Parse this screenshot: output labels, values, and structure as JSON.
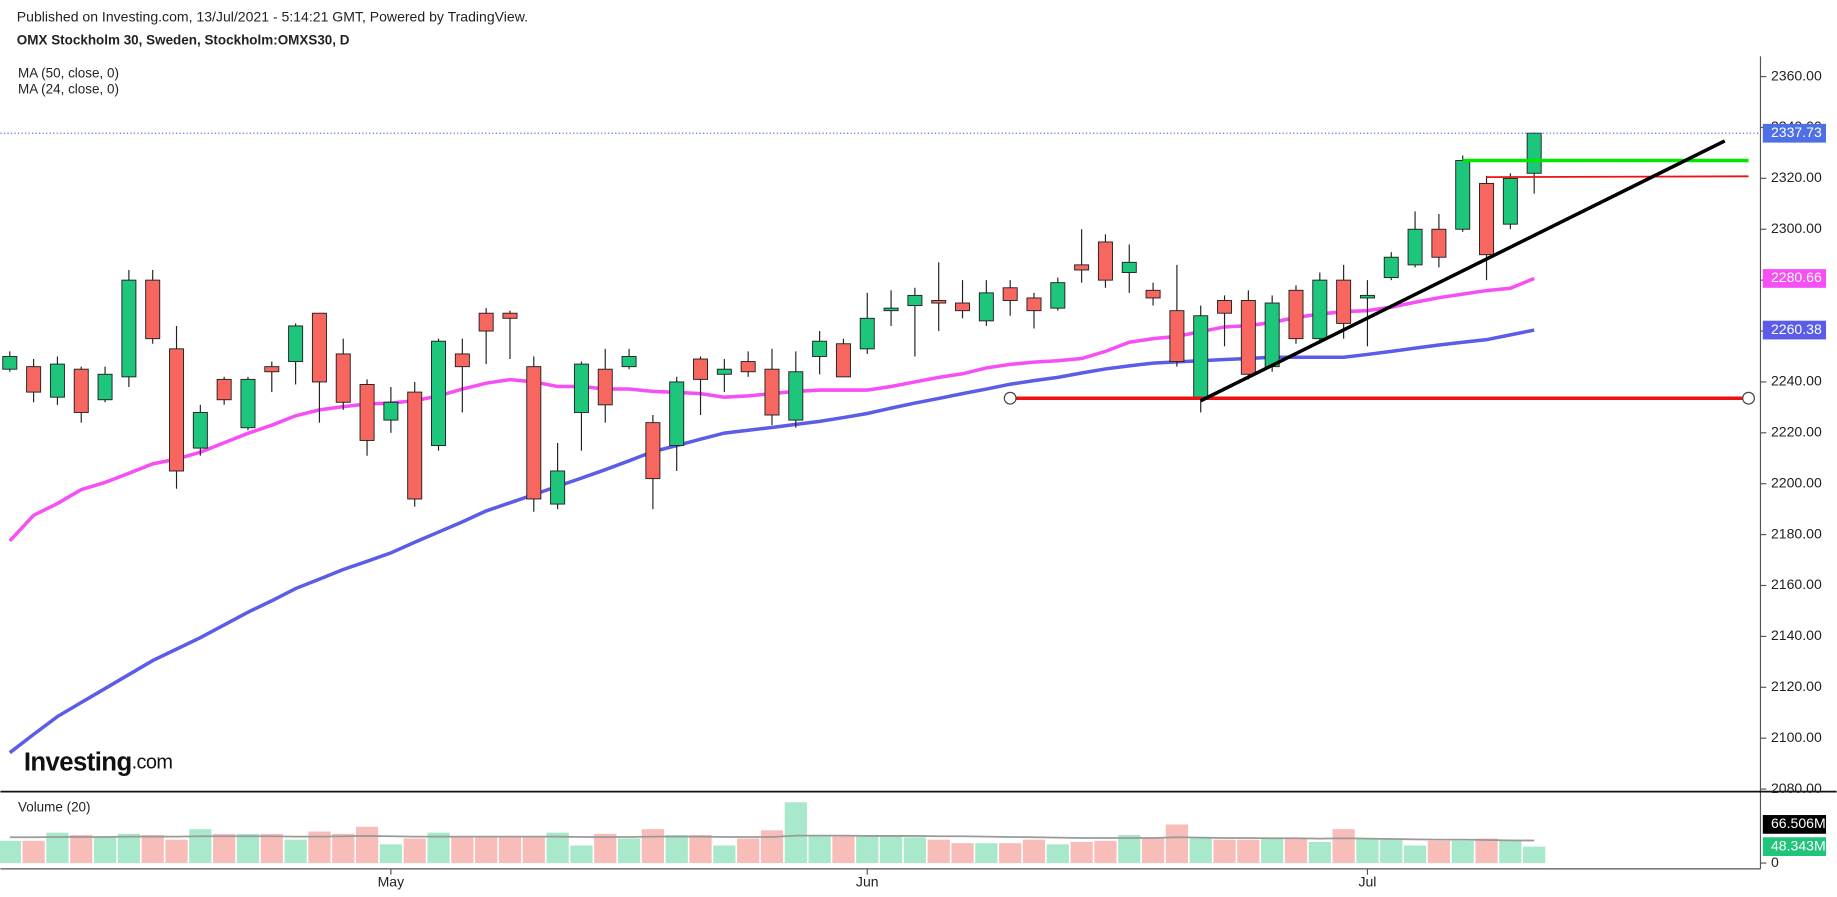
{
  "chart_data": {
    "type": "candlestick",
    "subtitle": "Published on Investing.com, 13/Jul/2021 - 5:14:21 GMT, Powered by TradingView.",
    "title": "OMX Stockholm 30, Sweden, Stockholm:OMXS30, D",
    "watermark": {
      "brand": "Investing",
      "suffix": ".com"
    },
    "categories": [
      null,
      null,
      null,
      null,
      null,
      null,
      null,
      null,
      null,
      null,
      null,
      null,
      null,
      null,
      null,
      null,
      "May",
      null,
      null,
      null,
      null,
      null,
      null,
      null,
      null,
      null,
      null,
      null,
      null,
      null,
      null,
      null,
      null,
      null,
      null,
      null,
      "Jun",
      null,
      null,
      null,
      null,
      null,
      null,
      null,
      null,
      null,
      null,
      null,
      null,
      null,
      null,
      null,
      null,
      null,
      null,
      null,
      null,
      "Jul",
      null,
      null,
      null,
      null,
      null,
      null,
      null
    ],
    "open": [
      2245,
      2246,
      2234,
      2245,
      2233,
      2242,
      2280,
      2253,
      2214,
      2241,
      2222,
      2246,
      2248,
      2267,
      2251,
      2239,
      2225,
      2236,
      2215,
      2251,
      2267,
      2267,
      2246,
      2192,
      2228,
      2245,
      2246,
      2224,
      2215,
      2249,
      2243,
      2248,
      2245,
      2225,
      2250,
      2255,
      2253,
      2268,
      2270,
      2272,
      2271,
      2264,
      2277,
      2273,
      2269,
      2286,
      2295,
      2283,
      2276,
      2268,
      2234,
      2272,
      2272,
      2246,
      2276,
      2257,
      2280,
      2273,
      2281,
      2286,
      2300,
      2300,
      2318,
      2302,
      2322
    ],
    "high": [
      2252,
      2249,
      2250,
      2246,
      2246,
      2284,
      2284,
      2262,
      2231,
      2242,
      2242,
      2248,
      2263,
      2267,
      2257,
      2241,
      2238,
      2240,
      2257,
      2257,
      2269,
      2268,
      2250,
      2216,
      2248,
      2253,
      2253,
      2227,
      2242,
      2250,
      2249,
      2252,
      2253,
      2252,
      2260,
      2257,
      2275,
      2276,
      2277,
      2287,
      2280,
      2280,
      2280,
      2275,
      2281,
      2300,
      2298,
      2294,
      2279,
      2286,
      2270,
      2274,
      2276,
      2274,
      2278,
      2283,
      2286,
      2280,
      2291,
      2307,
      2306,
      2329,
      2321,
      2322,
      2338
    ],
    "low": [
      2244,
      2232,
      2231,
      2224,
      2232,
      2238,
      2255,
      2198,
      2211,
      2231,
      2221,
      2236,
      2239,
      2224,
      2229,
      2211,
      2220,
      2191,
      2213,
      2228,
      2247,
      2249,
      2189,
      2190,
      2213,
      2224,
      2245,
      2190,
      2205,
      2227,
      2236,
      2242,
      2223,
      2222,
      2243,
      2242,
      2251,
      2262,
      2250,
      2260,
      2265,
      2262,
      2266,
      2261,
      2268,
      2279,
      2277,
      2275,
      2270,
      2246,
      2228,
      2254,
      2241,
      2244,
      2255,
      2255,
      2257,
      2254,
      2280,
      2285,
      2285,
      2299,
      2280,
      2300,
      2314
    ],
    "close": [
      2250,
      2236,
      2247,
      2228,
      2243,
      2280,
      2257,
      2205,
      2228,
      2233,
      2241,
      2244,
      2262,
      2240,
      2232,
      2217,
      2232,
      2194,
      2256,
      2246,
      2260,
      2265,
      2194,
      2205,
      2247,
      2231,
      2250,
      2202,
      2240,
      2241,
      2245,
      2244,
      2227,
      2244,
      2256,
      2242,
      2265,
      2269,
      2274,
      2271,
      2268,
      2275,
      2272,
      2268,
      2279,
      2284,
      2280,
      2287,
      2273,
      2248,
      2266,
      2267,
      2243,
      2271,
      2257,
      2280,
      2263,
      2274,
      2289,
      2300,
      2289,
      2327,
      2290,
      2320,
      2337.73
    ],
    "up_color": "#1ec67c",
    "down_color": "#f7675f",
    "last_price_color": "#4e6fe6",
    "ylim": [
      2079,
      2368
    ],
    "yticks": [
      {
        "value": 2080,
        "label": "2080.00"
      },
      {
        "value": 2100,
        "label": "2100.00"
      },
      {
        "value": 2120,
        "label": "2120.00"
      },
      {
        "value": 2140,
        "label": "2140.00"
      },
      {
        "value": 2160,
        "label": "2160.00"
      },
      {
        "value": 2180,
        "label": "2180.00"
      },
      {
        "value": 2200,
        "label": "2200.00"
      },
      {
        "value": 2220,
        "label": "2220.00"
      },
      {
        "value": 2240,
        "label": "2240.00"
      },
      {
        "value": 2260,
        "label": "2260.00"
      },
      {
        "value": 2280,
        "label": "2280.00"
      },
      {
        "value": 2300,
        "label": "2300.00"
      },
      {
        "value": 2320,
        "label": "2320.00"
      },
      {
        "value": 2340,
        "label": "2340.00"
      },
      {
        "value": 2360,
        "label": "2360.00"
      }
    ],
    "series": [
      {
        "name": "MA (50, close, 0)",
        "color": "#5b5ce8",
        "values": [
          2094.3,
          2101.5,
          2108.5,
          2114,
          2119.5,
          2125,
          2130.5,
          2135,
          2139.5,
          2144.5,
          2149.5,
          2154,
          2158.8,
          2162.5,
          2166.3,
          2169.5,
          2172.8,
          2177,
          2181,
          2185,
          2189.3,
          2192.5,
          2195.7,
          2199,
          2202.2,
          2205.5,
          2209,
          2212.6,
          2215,
          2217.5,
          2219.9,
          2221,
          2222.1,
          2223.3,
          2224.5,
          2226,
          2227.6,
          2229.7,
          2231.7,
          2233.5,
          2235.4,
          2237.2,
          2239.1,
          2240.5,
          2241.8,
          2243.5,
          2245.1,
          2246.3,
          2247.4,
          2247.9,
          2248.3,
          2248.8,
          2249.2,
          2249.7,
          2249.7,
          2249.7,
          2249.7,
          2250.8,
          2252,
          2253.3,
          2254.5,
          2255.6,
          2256.6,
          2258.5,
          2260.38
        ]
      },
      {
        "name": "MA (24, close, 0)",
        "color": "#f54ff5",
        "values": [
          2177.5,
          2187.6,
          2192.2,
          2197.7,
          2200.5,
          2204.1,
          2207.8,
          2209.7,
          2212.4,
          2216.1,
          2219.8,
          2223,
          2226.7,
          2229,
          2230.3,
          2231.3,
          2231.7,
          2232.6,
          2234.5,
          2237.2,
          2239.5,
          2240.9,
          2240,
          2238.2,
          2238.2,
          2237.2,
          2237.2,
          2236.3,
          2235.9,
          2235.4,
          2234,
          2234.5,
          2235.4,
          2236.3,
          2236.8,
          2236.8,
          2236.8,
          2238.2,
          2240,
          2241.8,
          2243.2,
          2245.5,
          2246.9,
          2247.8,
          2248.3,
          2249.2,
          2252,
          2255.6,
          2257,
          2257.9,
          2259.8,
          2261.6,
          2262.1,
          2263.4,
          2265.3,
          2266.7,
          2267.6,
          2268,
          2269.4,
          2271.3,
          2273.1,
          2274.5,
          2275.9,
          2276.8,
          2280.66
        ]
      }
    ],
    "volume": {
      "name": "Volume (20)",
      "values": [
        65.5,
        65.5,
        89.7,
        82.8,
        75.9,
        86.2,
        82.8,
        69,
        100,
        86,
        86,
        86,
        69,
        93.1,
        86.2,
        106.9,
        55.2,
        72.4,
        89.7,
        79.3,
        79.3,
        79.3,
        75.9,
        89.7,
        51.7,
        86.2,
        72.4,
        100,
        82.8,
        82.8,
        51.7,
        72.4,
        96.6,
        179.3,
        82.8,
        79.3,
        82.8,
        79.3,
        75.9,
        69,
        58.6,
        58.6,
        58.6,
        69,
        55.2,
        62.1,
        65.5,
        82.8,
        75.9,
        113.8,
        72.4,
        69,
        69,
        72.4,
        72.4,
        62.1,
        100,
        72.4,
        69,
        51.7,
        65.5,
        65.5,
        72.4,
        65.5,
        48.343
      ],
      "last_value_label": "48.343M",
      "up_color": "#a8e8cb",
      "down_color": "#f9bdb9",
      "ylim": [
        0,
        197
      ],
      "yticks": [
        0
      ],
      "ma": {
        "color": "#9a9a9a",
        "last_value_label": "66.506M",
        "values": [
          76,
          76,
          77,
          77,
          77,
          78,
          78,
          78,
          79,
          79,
          79,
          79,
          78,
          78,
          79,
          80,
          79,
          78,
          78,
          78,
          78,
          78,
          78,
          78,
          77,
          77,
          77,
          78,
          78,
          78,
          77,
          77,
          77,
          81,
          81,
          81,
          80,
          80,
          80,
          79,
          79,
          78,
          77,
          76,
          75,
          74,
          74,
          74,
          74,
          76,
          75,
          74,
          74,
          73,
          73,
          72,
          73,
          72,
          71,
          70,
          69,
          69,
          68,
          67,
          66.506
        ]
      }
    },
    "drawings": [
      {
        "color": "#00e600",
        "width": 3,
        "x": [
          61,
          73
        ],
        "y": [
          2327,
          2327
        ]
      },
      {
        "color": "#ee1111",
        "width": 1.5,
        "x": [
          62,
          73
        ],
        "y": [
          2320.5,
          2320.8
        ]
      },
      {
        "color": "#ee1111",
        "width": 3,
        "x": [
          42,
          73
        ],
        "y": [
          2233.6,
          2233.6
        ],
        "handles": true
      },
      {
        "color": "#000000",
        "width": 3,
        "x": [
          50,
          72
        ],
        "y": [
          2232.6,
          2334.7
        ]
      }
    ]
  }
}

________________

* [Instructions for the task]: Check each line of the records for "name" and copy the ones that contain it.

* [Answer to this problem]:
        "name": "MA (50, close, 0)",
        "name": "MA (24, close, 0)",
      "name": "Volume (20)",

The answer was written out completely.